**Exercise**
Search the listing for the string "times" and copy every line that contains it.

**Provided records**
START
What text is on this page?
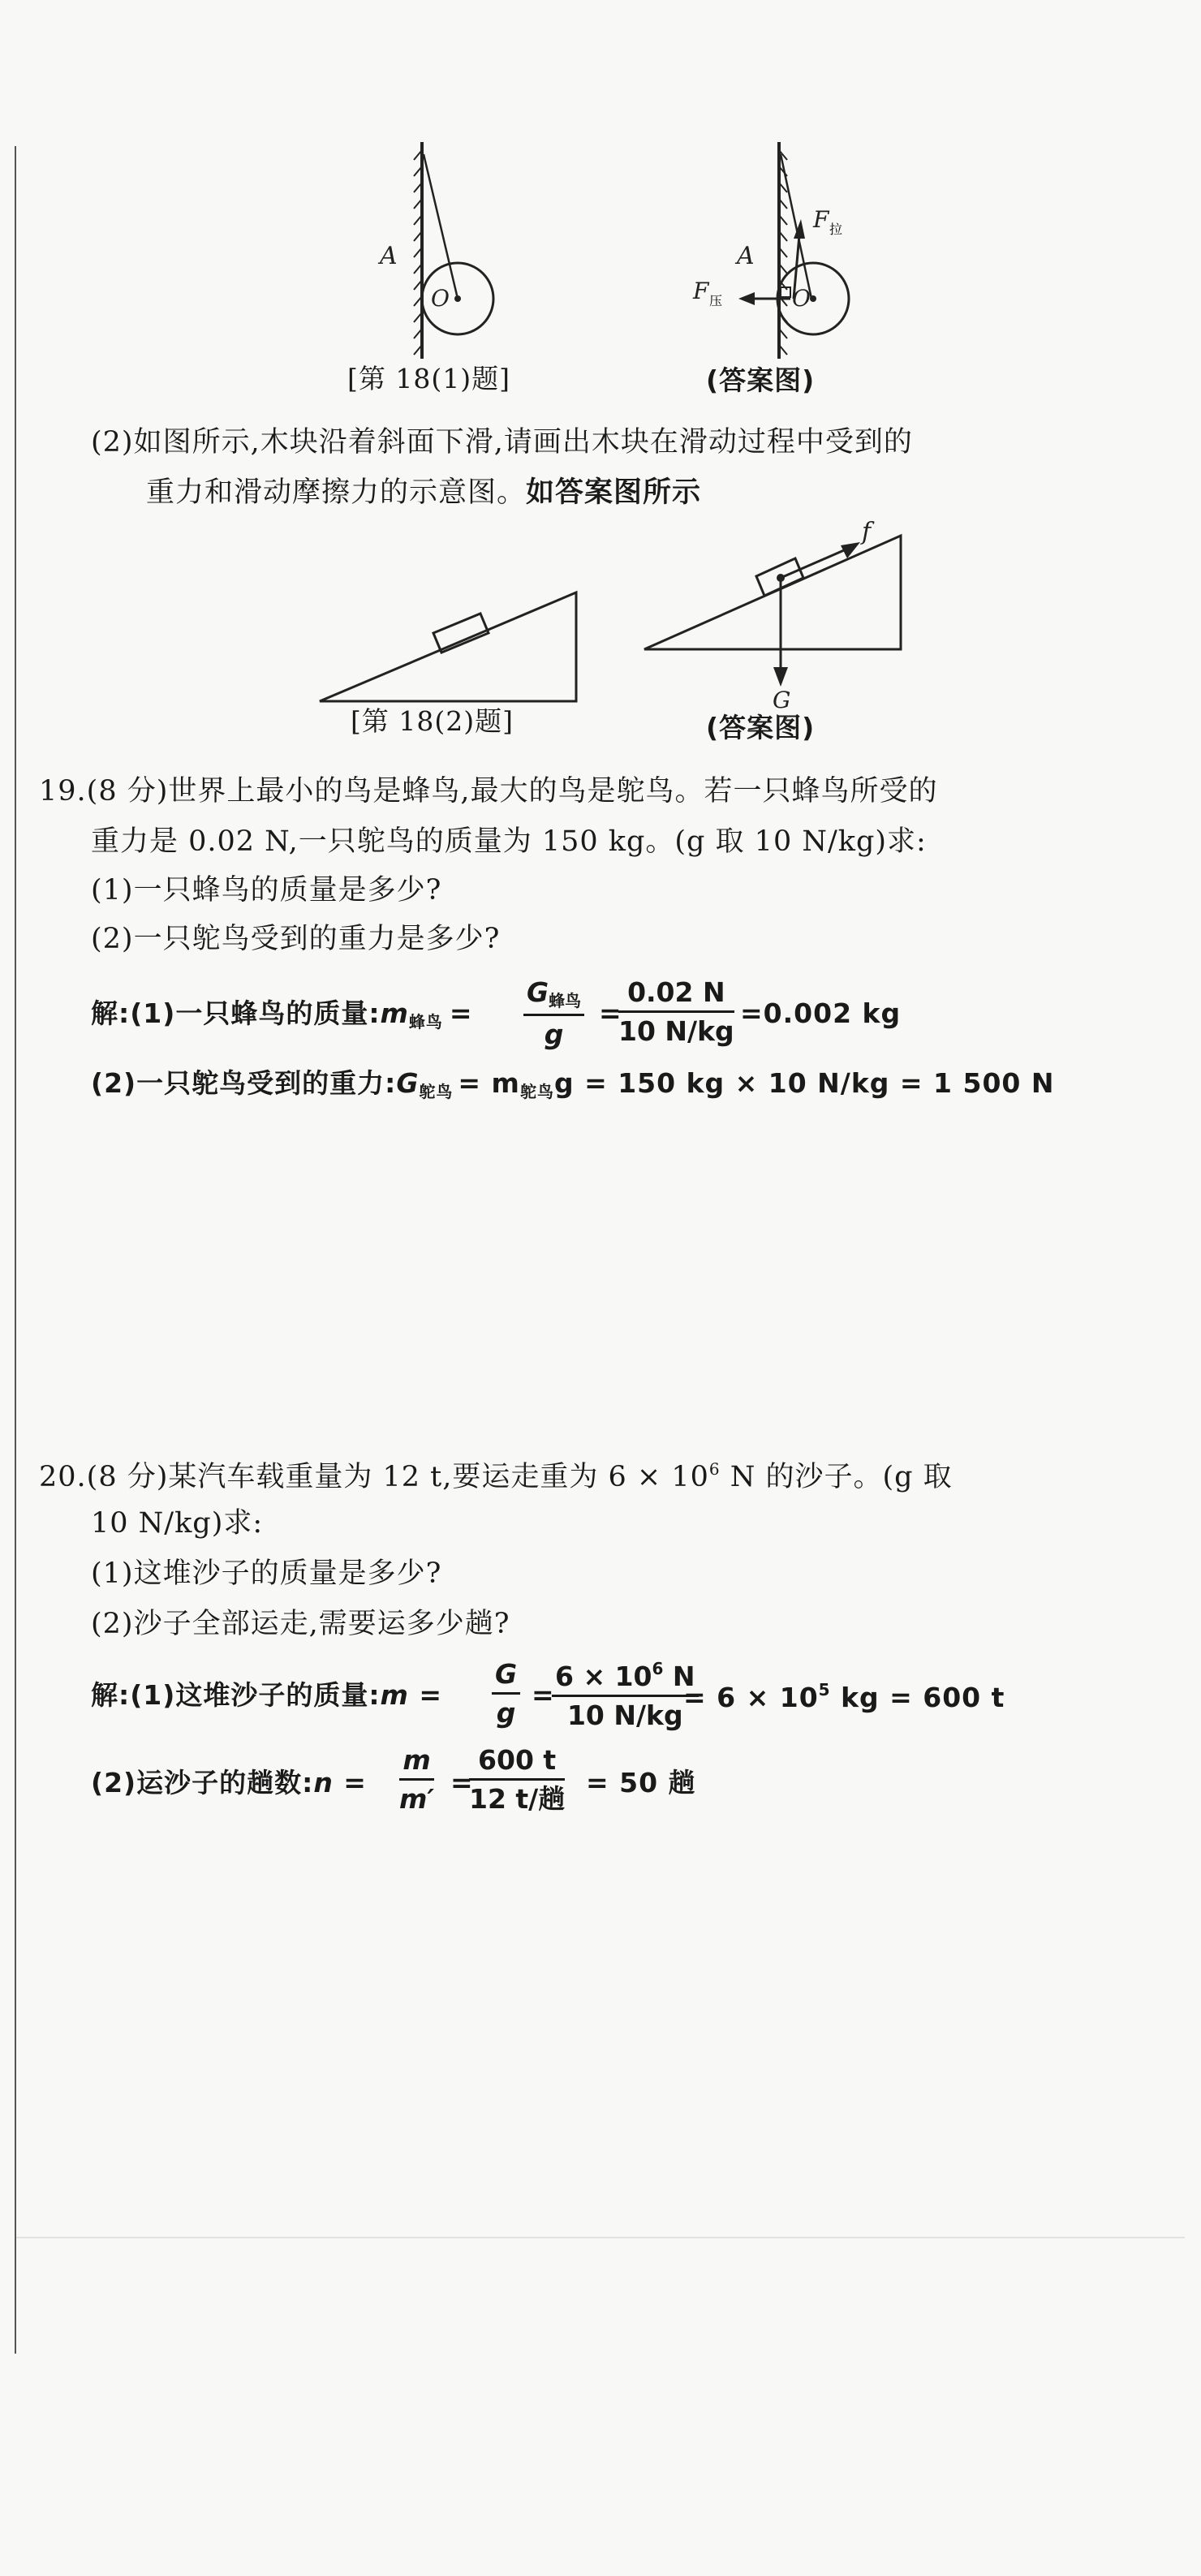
A
O
[第 18(1)题]
A
O
F 拉
F 压
(答案图)
(2)如图所示,木块沿着斜面下滑,请画出木块在滑动过程中受到的
重力和滑动摩擦力的示意图。如答案图所示
[第 18(2)题]
f
G
(答案图)
19.(8 分)世界上最小的鸟是蜂鸟,最大的鸟是鸵鸟。若一只蜂鸟所受的
重力是 0.02 N,一只鸵鸟的质量为 150 kg。(g 取 10 N/kg)求:
(1)一只蜂鸟的质量是多少?
(2)一只鸵鸟受到的重力是多少?
解:(1)一只蜂鸟的质量$:m_{蜂鸟}$ =
$G_{蜂鸟}$
g
=
$\frac{0.02 N}{10 N/kg} =0.002$ kg
(2)一只鸵鸟受到的重力$:G_{鸵鸟} = m_{鸵鸟}g = 150$ kg × 10 N/kg = 1 500 N
20.(8 分)某汽车载重量为 12 t,要运走重为 $6 \times 10^6$ N 的沙子。(g 取
10 N/kg)求:
(1)这堆沙子的质量是多少?
(2)沙子全部运走,需要运多少趟?
解:(1)这堆沙子的质量:m = $\frac{G}{g}$ =
$\frac{6 \times 10^6 N}{10 N/kg}$
= $6 \times 10^5$ kg = 600 t
(2)运沙子的趟数:n = $\frac{m}{m'}$ =
600 t
12 t/趟
= 50 趟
END
**Correct result**
20.(8 分)某汽车载重量为 12 t,要运走重为 $6 \times 10^6$ N 的沙子。(g 取
$\frac{6 \times 10^6 N}{10 N/kg}$
= $6 \times 10^5$ kg = 600 t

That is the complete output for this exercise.